◆ **THE EXERCISE**: Omit all pictures and give the records below again exactly as written.

Dataset listings of figures
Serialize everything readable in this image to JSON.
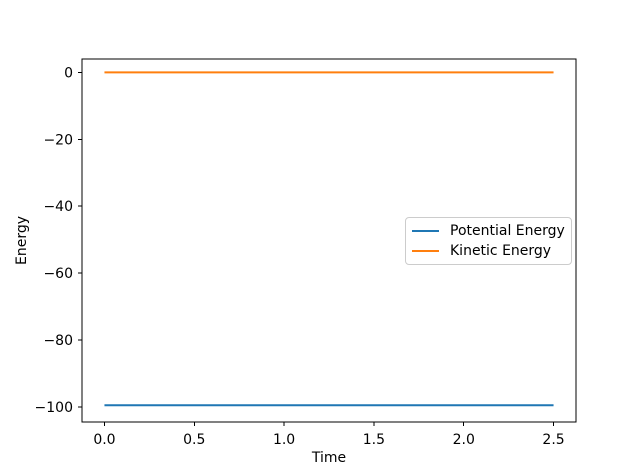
{
  "figure": {
    "background": "#ffffff",
    "axis_color": "#000000"
  },
  "chart_data": {
    "type": "line",
    "title": "",
    "xlabel": "Time",
    "ylabel": "Energy",
    "xlim": [
      -0.125,
      2.625
    ],
    "ylim": [
      -104.5,
      4.0
    ],
    "xtick_values": [
      0.0,
      0.5,
      1.0,
      1.5,
      2.0,
      2.5
    ],
    "xtick_labels": [
      "0.0",
      "0.5",
      "1.0",
      "1.5",
      "2.0",
      "2.5"
    ],
    "ytick_values": [
      0,
      -20,
      -40,
      -60,
      -80,
      -100
    ],
    "ytick_labels": [
      "0",
      "−20",
      "−40",
      "−60",
      "−80",
      "−100"
    ],
    "grid": false,
    "legend_position": "center right",
    "legend_border_color": "#cccccc",
    "series": [
      {
        "name": "Potential Energy",
        "color": "#1f77b4",
        "x": [
          0.0,
          2.5
        ],
        "y": [
          -99.5,
          -99.5
        ]
      },
      {
        "name": "Kinetic Energy",
        "color": "#ff7f0e",
        "x": [
          0.0,
          2.5
        ],
        "y": [
          0.0,
          0.0
        ]
      }
    ]
  }
}
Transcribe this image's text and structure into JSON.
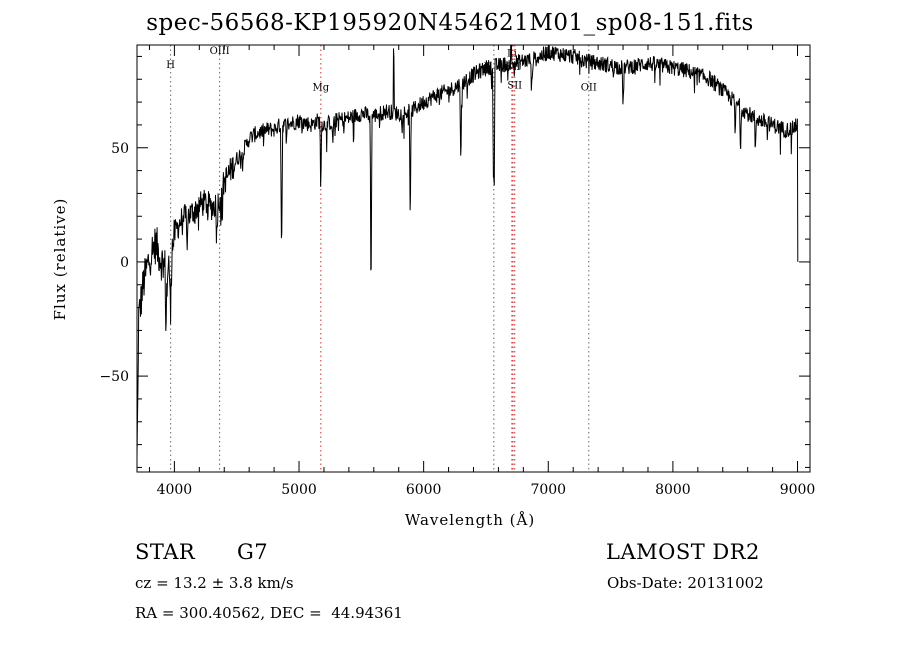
{
  "chart_data": {
    "type": "line",
    "title": "spec-56568-KP195920N454621M01_sp08-151.fits",
    "xlabel": "Wavelength (Å)",
    "ylabel": "Flux (relative)",
    "xlim": [
      3700,
      9100
    ],
    "ylim": [
      -92,
      95
    ],
    "x_ticks": [
      4000,
      5000,
      6000,
      7000,
      8000,
      9000
    ],
    "y_ticks": [
      -50,
      0,
      50
    ],
    "grid": false,
    "series": [
      {
        "x": [
          3700,
          3750,
          3800,
          3850,
          3900,
          3950,
          4000,
          4050,
          4100,
          4150,
          4200,
          4250,
          4300,
          4350,
          4400,
          4450,
          4500,
          4550,
          4600,
          4650,
          4700,
          4750,
          4800,
          4850,
          4900,
          4950,
          5000,
          5050,
          5100,
          5150,
          5200,
          5300,
          5400,
          5500,
          5600,
          5700,
          5800,
          5900,
          6000,
          6100,
          6200,
          6300,
          6400,
          6500,
          6600,
          6700,
          6800,
          6900,
          7000,
          7100,
          7200,
          7300,
          7400,
          7500,
          7600,
          7700,
          7800,
          7900,
          8000,
          8100,
          8200,
          8300,
          8400,
          8500,
          8600,
          8700,
          8800,
          8900,
          8950,
          9000
        ],
        "values": [
          -30,
          -10,
          2,
          8,
          0,
          -5,
          12,
          18,
          20,
          22,
          25,
          26,
          24,
          26,
          35,
          40,
          45,
          48,
          54,
          56,
          57,
          58,
          58,
          60,
          60,
          61,
          62,
          61,
          60,
          62,
          60,
          62,
          63,
          65,
          64,
          66,
          65,
          66,
          70,
          73,
          75,
          78,
          82,
          85,
          86,
          87,
          88,
          89,
          92,
          91,
          90,
          88,
          87,
          86,
          85,
          86,
          87,
          86,
          85,
          84,
          82,
          80,
          75,
          70,
          65,
          62,
          60,
          58,
          58,
          60
        ],
        "color": "#000000"
      }
    ],
    "absorption_lines": [
      {
        "x": 3934,
        "depth": 22
      },
      {
        "x": 3969,
        "depth": 20
      },
      {
        "x": 4101,
        "depth": 10
      },
      {
        "x": 4340,
        "depth": 12
      },
      {
        "x": 4383,
        "depth": 10
      },
      {
        "x": 4861,
        "depth": 48
      },
      {
        "x": 5175,
        "depth": 18
      },
      {
        "x": 5270,
        "depth": 8
      },
      {
        "x": 5577,
        "depth": 65
      },
      {
        "x": 5893,
        "depth": 40
      },
      {
        "x": 6300,
        "depth": 30
      },
      {
        "x": 6563,
        "depth": 50
      },
      {
        "x": 6867,
        "depth": 12
      },
      {
        "x": 7600,
        "depth": 15
      },
      {
        "x": 8500,
        "depth": 12
      },
      {
        "x": 8542,
        "depth": 15
      },
      {
        "x": 8662,
        "depth": 12
      }
    ],
    "emission_spikes": [
      {
        "x": 5760,
        "height": 25
      },
      {
        "x": 6700,
        "height": 10
      }
    ],
    "marked_lines": [
      {
        "label": "H",
        "x": 3970,
        "color": "#666666",
        "label_y": 85
      },
      {
        "label": "OIII",
        "x": 4363,
        "color": "#666666",
        "label_y": 91
      },
      {
        "label": "Mg",
        "x": 5175,
        "color": "#cc3333",
        "label_y": 75
      },
      {
        "label": "H",
        "x": 6563,
        "color": "#666666",
        "label_y": 84
      },
      {
        "label": "Li",
        "x": 6708,
        "color": "#cc3333",
        "label_y": 90
      },
      {
        "label": "SII",
        "x": 6717,
        "color": "#cc3333",
        "label_y": 84
      },
      {
        "label": "SII",
        "x": 6731,
        "color": "#cc3333",
        "label_y": 76
      },
      {
        "label": "OII",
        "x": 7325,
        "color": "#666666",
        "label_y": 75
      }
    ]
  },
  "footer": {
    "class_label": "STAR",
    "subclass": "G7",
    "cz": "cz = 13.2 ± 3.8 km/s",
    "coords": "RA = 300.40562, DEC =  44.94361",
    "survey": "LAMOST DR2",
    "obs_date": "Obs-Date: 20131002"
  }
}
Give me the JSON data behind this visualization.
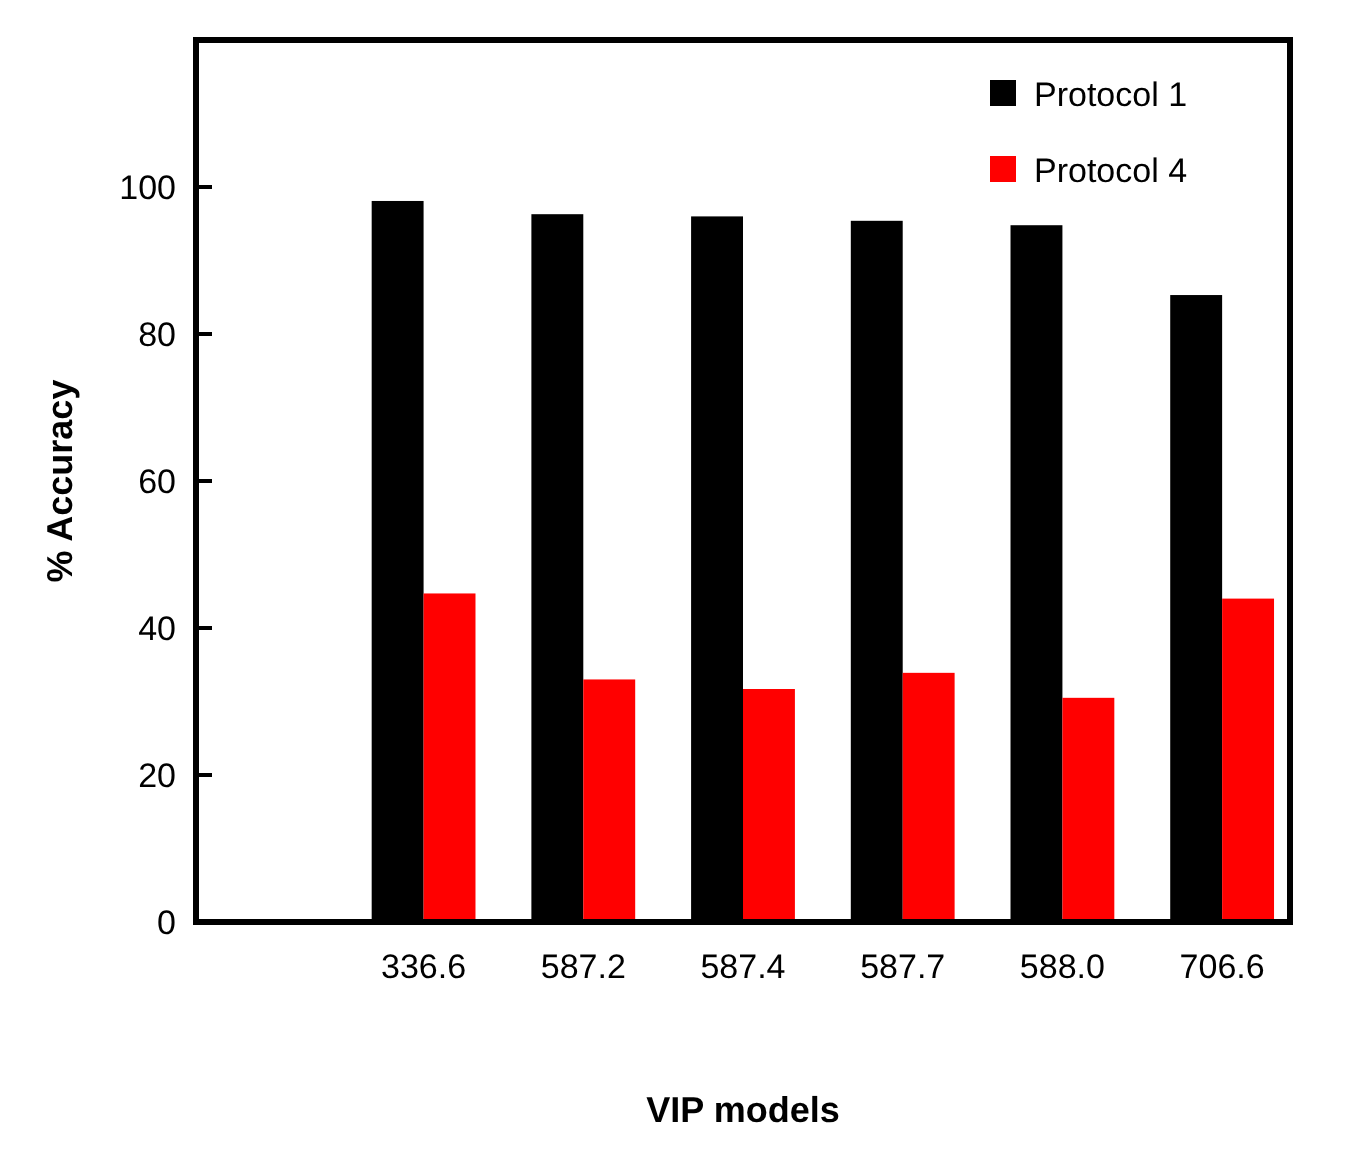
{
  "chart_data": {
    "type": "bar",
    "xlabel": "VIP models",
    "ylabel": "% Accuracy",
    "categories": [
      null,
      "336.6",
      "587.2",
      "587.4",
      "587.7",
      "588.0",
      "706.6"
    ],
    "series": [
      {
        "name": "Protocol 1",
        "color": "#000000",
        "values": [
          null,
          98.1,
          96.3,
          96,
          95.4,
          94.8,
          85.3
        ]
      },
      {
        "name": "Protocol 4",
        "color": "#ff0000",
        "values": [
          null,
          44.7,
          33,
          31.7,
          33.9,
          30.5,
          44
        ]
      }
    ],
    "ylim": [
      0,
      120
    ],
    "yticks": [
      0,
      20,
      40,
      60,
      80,
      100,
      {
        "value": 120,
        "label": null
      }
    ],
    "grid": false,
    "legend": "top right"
  }
}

◆ **TASK SOLUTION**:
Serialize everything readable in this image to JSON.
{
  "figure": {
    "background": "#ffffff",
    "axis_color": "#000000"
  },
  "chart_data": {
    "type": "line",
    "title": "",
    "xlabel": "Time",
    "ylabel": "Energy",
    "xlim": [
      -0.125,
      2.625
    ],
    "ylim": [
      -104.5,
      4.0
    ],
    "xtick_values": [
      0.0,
      0.5,
      1.0,
      1.5,
      2.0,
      2.5
    ],
    "xtick_labels": [
      "0.0",
      "0.5",
      "1.0",
      "1.5",
      "2.0",
      "2.5"
    ],
    "ytick_values": [
      0,
      -20,
      -40,
      -60,
      -80,
      -100
    ],
    "ytick_labels": [
      "0",
      "−20",
      "−40",
      "−60",
      "−80",
      "−100"
    ],
    "grid": false,
    "legend_position": "center right",
    "legend_border_color": "#cccccc",
    "series": [
      {
        "name": "Potential Energy",
        "color": "#1f77b4",
        "x": [
          0.0,
          2.5
        ],
        "y": [
          -99.5,
          -99.5
        ]
      },
      {
        "name": "Kinetic Energy",
        "color": "#ff7f0e",
        "x": [
          0.0,
          2.5
        ],
        "y": [
          0.0,
          0.0
        ]
      }
    ]
  }
}
Transcribe this image's text and structure into JSON.
{
  "chart_data": {
    "type": "line",
    "title": "spec-56568-KP195920N454621M01_sp08-151.fits",
    "xlabel": "Wavelength (Å)",
    "ylabel": "Flux (relative)",
    "xlim": [
      3700,
      9100
    ],
    "ylim": [
      -92,
      95
    ],
    "x_ticks": [
      4000,
      5000,
      6000,
      7000,
      8000,
      9000
    ],
    "y_ticks": [
      -50,
      0,
      50
    ],
    "grid": false,
    "series": [
      {
        "x": [
          3700,
          3750,
          3800,
          3850,
          3900,
          3950,
          4000,
          4050,
          4100,
          4150,
          4200,
          4250,
          4300,
          4350,
          4400,
          4450,
          4500,
          4550,
          4600,
          4650,
          4700,
          4750,
          4800,
          4850,
          4900,
          4950,
          5000,
          5050,
          5100,
          5150,
          5200,
          5300,
          5400,
          5500,
          5600,
          5700,
          5800,
          5900,
          6000,
          6100,
          6200,
          6300,
          6400,
          6500,
          6600,
          6700,
          6800,
          6900,
          7000,
          7100,
          7200,
          7300,
          7400,
          7500,
          7600,
          7700,
          7800,
          7900,
          8000,
          8100,
          8200,
          8300,
          8400,
          8500,
          8600,
          8700,
          8800,
          8900,
          8950,
          9000
        ],
        "values": [
          -30,
          -10,
          2,
          8,
          0,
          -5,
          12,
          18,
          20,
          22,
          25,
          26,
          24,
          26,
          35,
          40,
          45,
          48,
          54,
          56,
          57,
          58,
          58,
          60,
          60,
          61,
          62,
          61,
          60,
          62,
          60,
          62,
          63,
          65,
          64,
          66,
          65,
          66,
          70,
          73,
          75,
          78,
          82,
          85,
          86,
          87,
          88,
          89,
          92,
          91,
          90,
          88,
          87,
          86,
          85,
          86,
          87,
          86,
          85,
          84,
          82,
          80,
          75,
          70,
          65,
          62,
          60,
          58,
          58,
          60
        ],
        "color": "#000000"
      }
    ],
    "absorption_lines": [
      {
        "x": 3934,
        "depth": 22
      },
      {
        "x": 3969,
        "depth": 20
      },
      {
        "x": 4101,
        "depth": 10
      },
      {
        "x": 4340,
        "depth": 12
      },
      {
        "x": 4383,
        "depth": 10
      },
      {
        "x": 4861,
        "depth": 48
      },
      {
        "x": 5175,
        "depth": 18
      },
      {
        "x": 5270,
        "depth": 8
      },
      {
        "x": 5577,
        "depth": 65
      },
      {
        "x": 5893,
        "depth": 40
      },
      {
        "x": 6300,
        "depth": 30
      },
      {
        "x": 6563,
        "depth": 50
      },
      {
        "x": 6867,
        "depth": 12
      },
      {
        "x": 7600,
        "depth": 15
      },
      {
        "x": 8500,
        "depth": 12
      },
      {
        "x": 8542,
        "depth": 15
      },
      {
        "x": 8662,
        "depth": 12
      }
    ],
    "emission_spikes": [
      {
        "x": 5760,
        "height": 25
      },
      {
        "x": 6700,
        "height": 10
      }
    ],
    "marked_lines": [
      {
        "label": "H",
        "x": 3970,
        "color": "#666666",
        "label_y": 85
      },
      {
        "label": "OIII",
        "x": 4363,
        "color": "#666666",
        "label_y": 91
      },
      {
        "label": "Mg",
        "x": 5175,
        "color": "#cc3333",
        "label_y": 75
      },
      {
        "label": "H",
        "x": 6563,
        "color": "#666666",
        "label_y": 84
      },
      {
        "label": "Li",
        "x": 6708,
        "color": "#cc3333",
        "label_y": 90
      },
      {
        "label": "SII",
        "x": 6717,
        "color": "#cc3333",
        "label_y": 84
      },
      {
        "label": "SII",
        "x": 6731,
        "color": "#cc3333",
        "label_y": 76
      },
      {
        "label": "OII",
        "x": 7325,
        "color": "#666666",
        "label_y": 75
      }
    ]
  },
  "footer": {
    "class_label": "STAR",
    "subclass": "G7",
    "cz": "cz = 13.2 ± 3.8 km/s",
    "coords": "RA = 300.40562, DEC =  44.94361",
    "survey": "LAMOST DR2",
    "obs_date": "Obs-Date: 20131002"
  }
}
Give me the JSON data behind this visualization.
{
  "chart_data": {
    "type": "bar",
    "xlabel": "VIP models",
    "ylabel": "% Accuracy",
    "categories": [
      null,
      "336.6",
      "587.2",
      "587.4",
      "587.7",
      "588.0",
      "706.6"
    ],
    "series": [
      {
        "name": "Protocol 1",
        "color": "#000000",
        "values": [
          null,
          98.1,
          96.3,
          96,
          95.4,
          94.8,
          85.3
        ]
      },
      {
        "name": "Protocol 4",
        "color": "#ff0000",
        "values": [
          null,
          44.7,
          33,
          31.7,
          33.9,
          30.5,
          44
        ]
      }
    ],
    "ylim": [
      0,
      120
    ],
    "yticks": [
      0,
      20,
      40,
      60,
      80,
      100,
      {
        "value": 120,
        "label": null
      }
    ],
    "grid": false,
    "legend": "top right"
  }
}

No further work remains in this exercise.